→ **Material provided**
┌──
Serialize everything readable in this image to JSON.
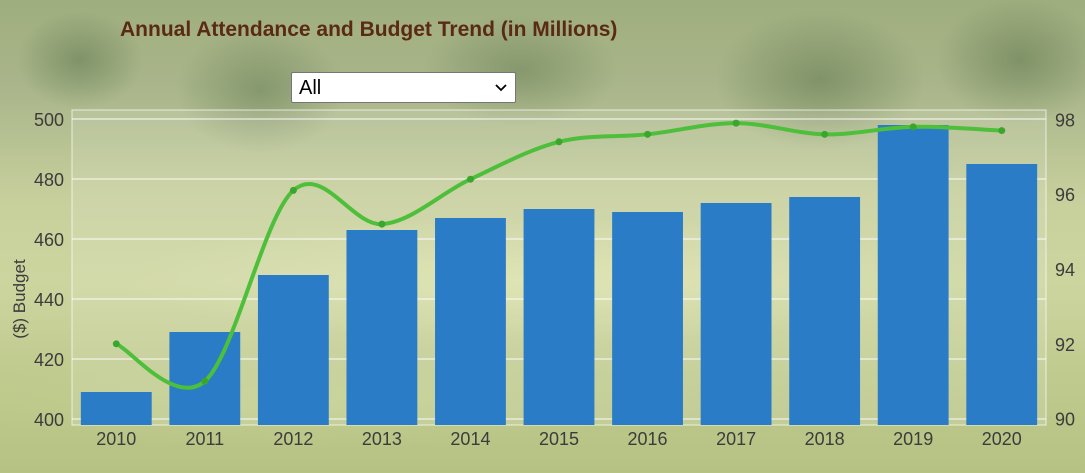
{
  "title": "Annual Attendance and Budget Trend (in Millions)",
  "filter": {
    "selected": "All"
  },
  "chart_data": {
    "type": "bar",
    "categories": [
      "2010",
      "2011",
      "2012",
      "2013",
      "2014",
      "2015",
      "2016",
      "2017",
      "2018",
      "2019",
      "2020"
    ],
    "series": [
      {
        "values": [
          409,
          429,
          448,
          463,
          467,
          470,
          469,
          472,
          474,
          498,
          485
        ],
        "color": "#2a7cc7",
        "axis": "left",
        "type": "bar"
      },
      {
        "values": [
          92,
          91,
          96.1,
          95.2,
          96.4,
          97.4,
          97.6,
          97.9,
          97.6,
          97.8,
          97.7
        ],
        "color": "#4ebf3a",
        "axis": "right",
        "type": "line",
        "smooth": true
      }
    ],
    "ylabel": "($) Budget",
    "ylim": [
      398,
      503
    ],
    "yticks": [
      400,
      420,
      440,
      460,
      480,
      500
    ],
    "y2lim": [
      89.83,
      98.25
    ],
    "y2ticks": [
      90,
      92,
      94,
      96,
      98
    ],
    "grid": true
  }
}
└──
→ **Stated task**
Without including any pictures, please restate all the records exactly.

→ **Expected output**
Serialize everything readable in this image to JSON.
{
  "title": "Annual Attendance and Budget Trend (in Millions)",
  "filter": {
    "selected": "All"
  },
  "chart_data": {
    "type": "bar",
    "categories": [
      "2010",
      "2011",
      "2012",
      "2013",
      "2014",
      "2015",
      "2016",
      "2017",
      "2018",
      "2019",
      "2020"
    ],
    "series": [
      {
        "values": [
          409,
          429,
          448,
          463,
          467,
          470,
          469,
          472,
          474,
          498,
          485
        ],
        "color": "#2a7cc7",
        "axis": "left",
        "type": "bar"
      },
      {
        "values": [
          92,
          91,
          96.1,
          95.2,
          96.4,
          97.4,
          97.6,
          97.9,
          97.6,
          97.8,
          97.7
        ],
        "color": "#4ebf3a",
        "axis": "right",
        "type": "line",
        "smooth": true
      }
    ],
    "ylabel": "($) Budget",
    "ylim": [
      398,
      503
    ],
    "yticks": [
      400,
      420,
      440,
      460,
      480,
      500
    ],
    "y2lim": [
      89.83,
      98.25
    ],
    "y2ticks": [
      90,
      92,
      94,
      96,
      98
    ],
    "grid": true
  }
}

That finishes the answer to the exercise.